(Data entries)

▼

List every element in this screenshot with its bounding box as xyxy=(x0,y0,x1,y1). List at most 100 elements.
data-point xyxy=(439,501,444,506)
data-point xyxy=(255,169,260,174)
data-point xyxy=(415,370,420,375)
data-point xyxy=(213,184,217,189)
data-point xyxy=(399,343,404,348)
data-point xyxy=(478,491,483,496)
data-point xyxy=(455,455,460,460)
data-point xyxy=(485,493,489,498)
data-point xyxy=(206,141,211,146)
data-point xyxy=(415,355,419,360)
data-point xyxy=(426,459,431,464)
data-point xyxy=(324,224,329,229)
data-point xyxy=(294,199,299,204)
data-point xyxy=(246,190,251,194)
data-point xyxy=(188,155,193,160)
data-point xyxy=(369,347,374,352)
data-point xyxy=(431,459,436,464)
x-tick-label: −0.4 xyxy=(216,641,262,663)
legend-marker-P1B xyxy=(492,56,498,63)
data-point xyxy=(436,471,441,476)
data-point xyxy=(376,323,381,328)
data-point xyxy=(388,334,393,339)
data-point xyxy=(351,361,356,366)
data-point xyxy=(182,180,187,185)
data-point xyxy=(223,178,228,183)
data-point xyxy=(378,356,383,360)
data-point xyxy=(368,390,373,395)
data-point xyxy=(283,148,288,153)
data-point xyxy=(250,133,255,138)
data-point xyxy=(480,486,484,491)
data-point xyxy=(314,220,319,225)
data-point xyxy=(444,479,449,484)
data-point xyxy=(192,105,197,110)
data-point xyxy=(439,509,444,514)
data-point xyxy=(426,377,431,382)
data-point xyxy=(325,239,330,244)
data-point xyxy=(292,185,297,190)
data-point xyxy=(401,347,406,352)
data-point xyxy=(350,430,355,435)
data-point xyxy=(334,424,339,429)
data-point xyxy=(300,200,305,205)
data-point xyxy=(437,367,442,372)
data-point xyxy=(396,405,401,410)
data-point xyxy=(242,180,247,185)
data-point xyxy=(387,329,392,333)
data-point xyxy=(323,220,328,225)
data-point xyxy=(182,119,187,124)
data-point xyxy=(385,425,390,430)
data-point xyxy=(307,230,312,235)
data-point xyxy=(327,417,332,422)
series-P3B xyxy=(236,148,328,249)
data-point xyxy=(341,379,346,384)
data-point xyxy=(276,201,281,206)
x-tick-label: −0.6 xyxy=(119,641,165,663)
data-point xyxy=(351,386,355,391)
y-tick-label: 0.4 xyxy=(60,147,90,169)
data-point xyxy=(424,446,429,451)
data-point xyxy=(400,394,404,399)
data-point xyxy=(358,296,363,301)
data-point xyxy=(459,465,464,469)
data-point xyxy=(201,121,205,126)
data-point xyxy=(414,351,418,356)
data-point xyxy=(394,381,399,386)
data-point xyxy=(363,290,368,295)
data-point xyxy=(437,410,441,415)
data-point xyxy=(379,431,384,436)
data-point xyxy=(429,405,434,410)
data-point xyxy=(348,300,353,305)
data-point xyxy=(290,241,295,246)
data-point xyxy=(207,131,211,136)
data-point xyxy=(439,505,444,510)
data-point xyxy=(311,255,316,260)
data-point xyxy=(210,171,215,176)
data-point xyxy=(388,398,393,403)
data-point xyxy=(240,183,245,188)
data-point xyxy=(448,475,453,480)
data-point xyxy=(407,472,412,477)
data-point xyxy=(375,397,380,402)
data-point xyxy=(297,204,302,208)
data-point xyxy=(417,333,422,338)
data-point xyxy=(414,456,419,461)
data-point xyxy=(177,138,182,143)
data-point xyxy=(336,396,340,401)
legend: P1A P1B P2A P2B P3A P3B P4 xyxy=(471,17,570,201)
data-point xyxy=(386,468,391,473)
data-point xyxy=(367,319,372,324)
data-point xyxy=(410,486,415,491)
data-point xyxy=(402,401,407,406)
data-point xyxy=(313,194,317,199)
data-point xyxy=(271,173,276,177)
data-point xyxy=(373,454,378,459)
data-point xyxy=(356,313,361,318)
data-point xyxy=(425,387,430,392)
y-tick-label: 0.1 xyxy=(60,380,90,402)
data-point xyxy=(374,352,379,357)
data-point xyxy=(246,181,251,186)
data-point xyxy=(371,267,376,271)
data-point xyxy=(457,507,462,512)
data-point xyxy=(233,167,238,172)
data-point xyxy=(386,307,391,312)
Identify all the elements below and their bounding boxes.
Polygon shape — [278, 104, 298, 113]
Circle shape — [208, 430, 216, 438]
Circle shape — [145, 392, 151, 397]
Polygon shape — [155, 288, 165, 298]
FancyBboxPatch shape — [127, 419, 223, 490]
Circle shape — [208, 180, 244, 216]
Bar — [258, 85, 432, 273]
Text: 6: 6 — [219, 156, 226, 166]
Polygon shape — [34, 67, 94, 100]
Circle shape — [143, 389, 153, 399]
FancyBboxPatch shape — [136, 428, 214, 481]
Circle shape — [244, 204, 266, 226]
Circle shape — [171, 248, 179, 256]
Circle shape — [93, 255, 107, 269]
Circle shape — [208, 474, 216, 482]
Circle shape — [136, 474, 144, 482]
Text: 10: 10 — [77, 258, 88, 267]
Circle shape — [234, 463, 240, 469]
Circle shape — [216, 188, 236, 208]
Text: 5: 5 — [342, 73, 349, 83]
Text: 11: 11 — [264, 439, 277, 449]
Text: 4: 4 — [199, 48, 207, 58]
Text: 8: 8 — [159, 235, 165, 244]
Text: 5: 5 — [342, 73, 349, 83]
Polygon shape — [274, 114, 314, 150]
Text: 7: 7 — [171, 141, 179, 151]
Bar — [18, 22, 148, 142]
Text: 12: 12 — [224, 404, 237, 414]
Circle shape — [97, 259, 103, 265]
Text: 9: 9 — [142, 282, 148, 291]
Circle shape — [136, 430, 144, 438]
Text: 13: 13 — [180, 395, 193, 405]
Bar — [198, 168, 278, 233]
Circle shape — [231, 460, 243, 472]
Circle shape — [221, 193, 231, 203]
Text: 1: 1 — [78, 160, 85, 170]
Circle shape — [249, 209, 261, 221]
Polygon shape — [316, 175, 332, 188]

▲

### DIRECTIONS FOR THIS TASK
Copy every line of the entries above word for word, without changing anything.

### WRITTEN SOLUTION
List every element in this screenshot with its bounding box as xyxy=(x0,y0,x1,y1). List at most 100 elements.
data-point xyxy=(439,501,444,506)
data-point xyxy=(255,169,260,174)
data-point xyxy=(415,370,420,375)
data-point xyxy=(213,184,217,189)
data-point xyxy=(399,343,404,348)
data-point xyxy=(478,491,483,496)
data-point xyxy=(455,455,460,460)
data-point xyxy=(485,493,489,498)
data-point xyxy=(206,141,211,146)
data-point xyxy=(415,355,419,360)
data-point xyxy=(426,459,431,464)
data-point xyxy=(324,224,329,229)
data-point xyxy=(294,199,299,204)
data-point xyxy=(246,190,251,194)
data-point xyxy=(188,155,193,160)
data-point xyxy=(369,347,374,352)
data-point xyxy=(431,459,436,464)
x-tick-label: −0.4 xyxy=(216,641,262,663)
legend-marker-P1B xyxy=(492,56,498,63)
data-point xyxy=(436,471,441,476)
data-point xyxy=(376,323,381,328)
data-point xyxy=(388,334,393,339)
data-point xyxy=(351,361,356,366)
data-point xyxy=(182,180,187,185)
data-point xyxy=(223,178,228,183)
data-point xyxy=(378,356,383,360)
data-point xyxy=(368,390,373,395)
data-point xyxy=(283,148,288,153)
data-point xyxy=(250,133,255,138)
data-point xyxy=(480,486,484,491)
data-point xyxy=(314,220,319,225)
data-point xyxy=(444,479,449,484)
data-point xyxy=(192,105,197,110)
data-point xyxy=(439,509,444,514)
data-point xyxy=(426,377,431,382)
data-point xyxy=(325,239,330,244)
data-point xyxy=(292,185,297,190)
data-point xyxy=(401,347,406,352)
data-point xyxy=(350,430,355,435)
data-point xyxy=(334,424,339,429)
data-point xyxy=(300,200,305,205)
data-point xyxy=(437,367,442,372)
data-point xyxy=(396,405,401,410)
data-point xyxy=(242,180,247,185)
data-point xyxy=(387,329,392,333)
data-point xyxy=(323,220,328,225)
data-point xyxy=(182,119,187,124)
data-point xyxy=(385,425,390,430)
data-point xyxy=(307,230,312,235)
data-point xyxy=(327,417,332,422)
series-P3B xyxy=(236,148,328,249)
data-point xyxy=(341,379,346,384)
data-point xyxy=(276,201,281,206)
x-tick-label: −0.6 xyxy=(119,641,165,663)
data-point xyxy=(351,386,355,391)
y-tick-label: 0.4 xyxy=(60,147,90,169)
data-point xyxy=(424,446,429,451)
data-point xyxy=(400,394,404,399)
data-point xyxy=(358,296,363,301)
data-point xyxy=(459,465,464,469)
data-point xyxy=(201,121,205,126)
data-point xyxy=(414,351,418,356)
data-point xyxy=(394,381,399,386)
data-point xyxy=(363,290,368,295)
data-point xyxy=(437,410,441,415)
data-point xyxy=(379,431,384,436)
data-point xyxy=(429,405,434,410)
data-point xyxy=(348,300,353,305)
data-point xyxy=(290,241,295,246)
data-point xyxy=(207,131,211,136)
data-point xyxy=(439,505,444,510)
data-point xyxy=(311,255,316,260)
data-point xyxy=(210,171,215,176)
data-point xyxy=(388,398,393,403)
data-point xyxy=(240,183,245,188)
data-point xyxy=(448,475,453,480)
data-point xyxy=(407,472,412,477)
data-point xyxy=(375,397,380,402)
data-point xyxy=(297,204,302,208)
data-point xyxy=(417,333,422,338)
data-point xyxy=(414,456,419,461)
data-point xyxy=(177,138,182,143)
data-point xyxy=(336,396,340,401)
legend: P1A P1B P2A P2B P3A P3B P4 xyxy=(471,17,570,201)
data-point xyxy=(386,468,391,473)
data-point xyxy=(367,319,372,324)
data-point xyxy=(410,486,415,491)
data-point xyxy=(402,401,407,406)
data-point xyxy=(313,194,317,199)
data-point xyxy=(271,173,276,177)
data-point xyxy=(373,454,378,459)
data-point xyxy=(356,313,361,318)
data-point xyxy=(425,387,430,392)
y-tick-label: 0.1 xyxy=(60,380,90,402)
data-point xyxy=(374,352,379,357)
data-point xyxy=(246,181,251,186)
data-point xyxy=(371,267,376,271)
data-point xyxy=(457,507,462,512)
data-point xyxy=(233,167,238,172)
data-point xyxy=(386,307,391,312)
Identify all the elements below and their bounding boxes.
Polygon shape — [278, 104, 298, 113]
Circle shape — [208, 430, 216, 438]
Circle shape — [145, 392, 151, 397]
Polygon shape — [155, 288, 165, 298]
FancyBboxPatch shape — [127, 419, 223, 490]
Circle shape — [208, 180, 244, 216]
Bar — [258, 85, 432, 273]
Text: 6: 6 — [219, 156, 226, 166]
Polygon shape — [34, 67, 94, 100]
Circle shape — [143, 389, 153, 399]
FancyBboxPatch shape — [136, 428, 214, 481]
Circle shape — [244, 204, 266, 226]
Circle shape — [171, 248, 179, 256]
Circle shape — [93, 255, 107, 269]
Circle shape — [208, 474, 216, 482]
Circle shape — [136, 474, 144, 482]
Text: 10: 10 — [77, 258, 88, 267]
Circle shape — [234, 463, 240, 469]
Circle shape — [216, 188, 236, 208]
Text: 5: 5 — [342, 73, 349, 83]
Text: 11: 11 — [264, 439, 277, 449]
Text: 4: 4 — [199, 48, 207, 58]
Text: 8: 8 — [159, 235, 165, 244]
Text: 5: 5 — [342, 73, 349, 83]
Polygon shape — [274, 114, 314, 150]
Text: 7: 7 — [171, 141, 179, 151]
Bar — [18, 22, 148, 142]
Text: 12: 12 — [224, 404, 237, 414]
Circle shape — [97, 259, 103, 265]
Text: 9: 9 — [142, 282, 148, 291]
Circle shape — [136, 430, 144, 438]
Text: 13: 13 — [180, 395, 193, 405]
Bar — [198, 168, 278, 233]
Circle shape — [231, 460, 243, 472]
Circle shape — [221, 193, 231, 203]
Text: 1: 1 — [78, 160, 85, 170]
Circle shape — [249, 209, 261, 221]
Polygon shape — [316, 175, 332, 188]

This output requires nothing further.